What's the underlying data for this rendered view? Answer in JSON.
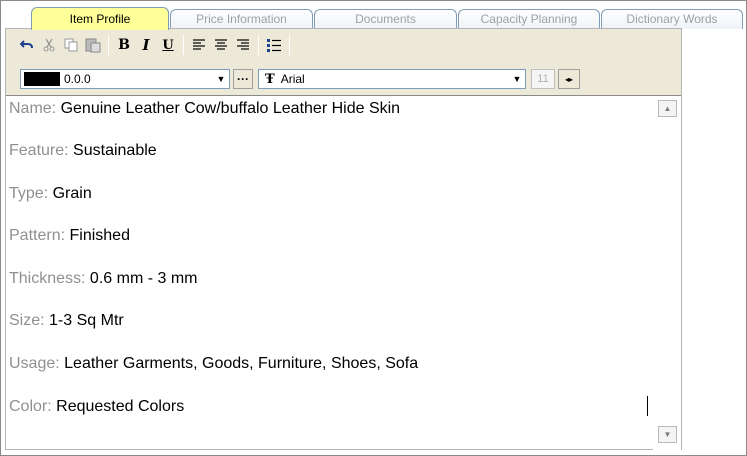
{
  "tabs": [
    {
      "label": "Item Profile",
      "active": true
    },
    {
      "label": "Price Information",
      "active": false
    },
    {
      "label": "Documents",
      "active": false
    },
    {
      "label": "Capacity Planning",
      "active": false
    },
    {
      "label": "Dictionary Words",
      "active": false
    }
  ],
  "toolbar": {
    "undo_icon": "undo-icon",
    "cut_icon": "scissors-icon",
    "copy_icon": "copy-icon",
    "paste_icon": "clipboard-icon",
    "bold_label": "B",
    "italic_label": "I",
    "underline_label": "U",
    "align_left_icon": "align-left-icon",
    "align_center_icon": "align-center-icon",
    "align_right_icon": "align-right-icon",
    "list_icon": "bullet-list-icon"
  },
  "format": {
    "color_value": "0.0.0",
    "swatch_color": "#000000",
    "more_label": "···",
    "font_name": "Arial",
    "font_size": "11"
  },
  "fields": [
    {
      "label": "Name:",
      "value": "Genuine Leather Cow/buffalo Leather Hide Skin"
    },
    {
      "label": "Feature:",
      "value": "Sustainable"
    },
    {
      "label": "Type:",
      "value": "Grain"
    },
    {
      "label": "Pattern:",
      "value": "Finished"
    },
    {
      "label": "Thickness:",
      "value": "0.6 mm - 3 mm"
    },
    {
      "label": "Size:",
      "value": "1-3 Sq Mtr"
    },
    {
      "label": "Usage:",
      "value": "Leather Garments, Goods, Furniture, Shoes, Sofa"
    },
    {
      "label": "Color:",
      "value": "Requested Colors"
    }
  ],
  "colors": {
    "active_tab": "#ffff99",
    "panel_bg": "#ece9d8",
    "label_gray": "#909090"
  }
}
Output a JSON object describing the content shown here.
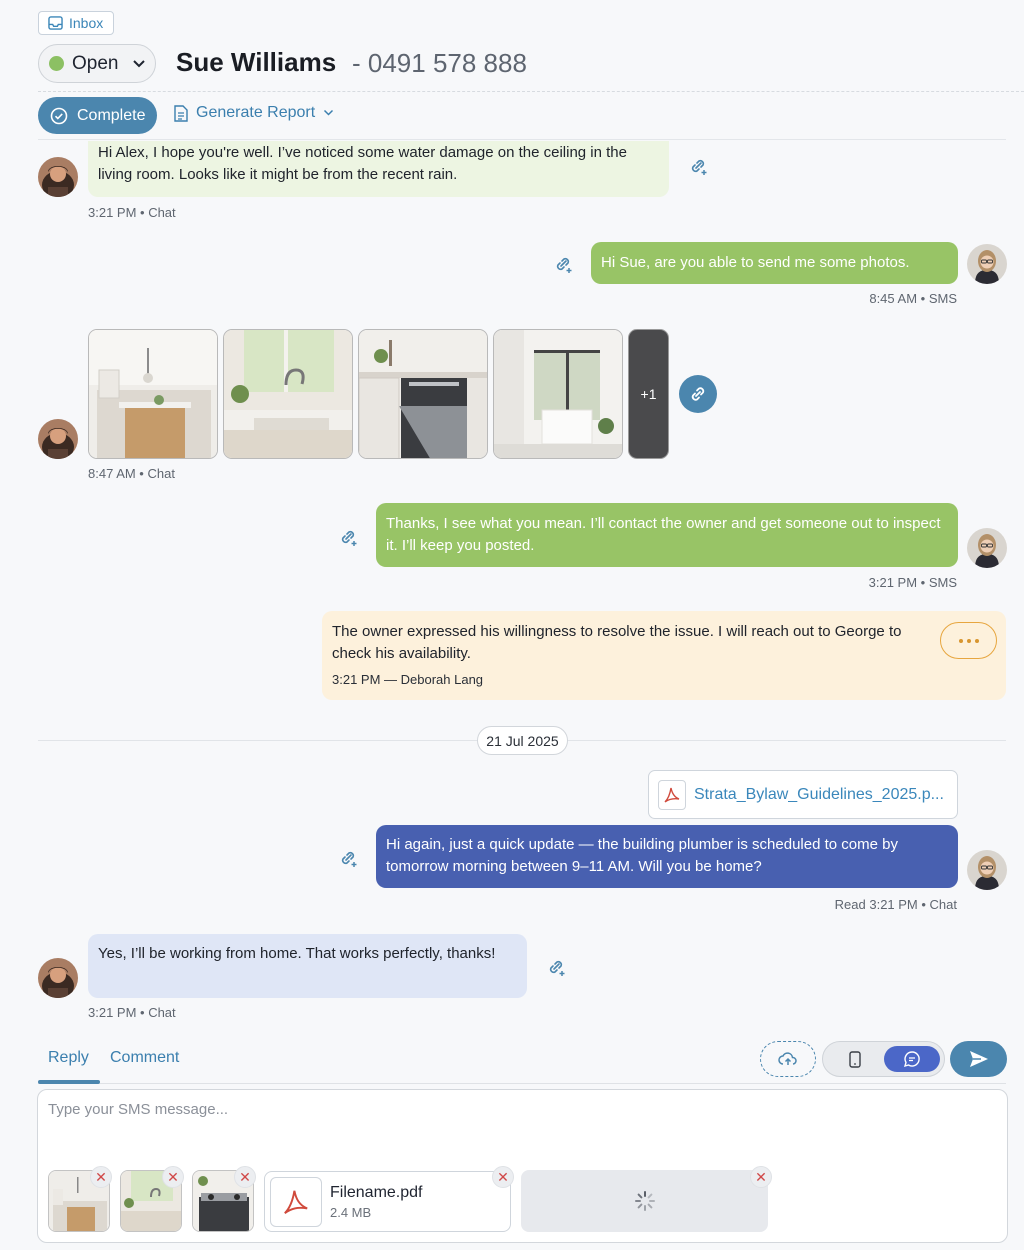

» DO THIS: Go through the records above, find every line with the word "Leather", and list those lines.

» EXERCISE SOLUTION:
      "value": "Genuine Leather Cow/buffalo Leather Hide Skin"
      "value": "Leather Garments, Goods, Furniture, Shoes, Sofa"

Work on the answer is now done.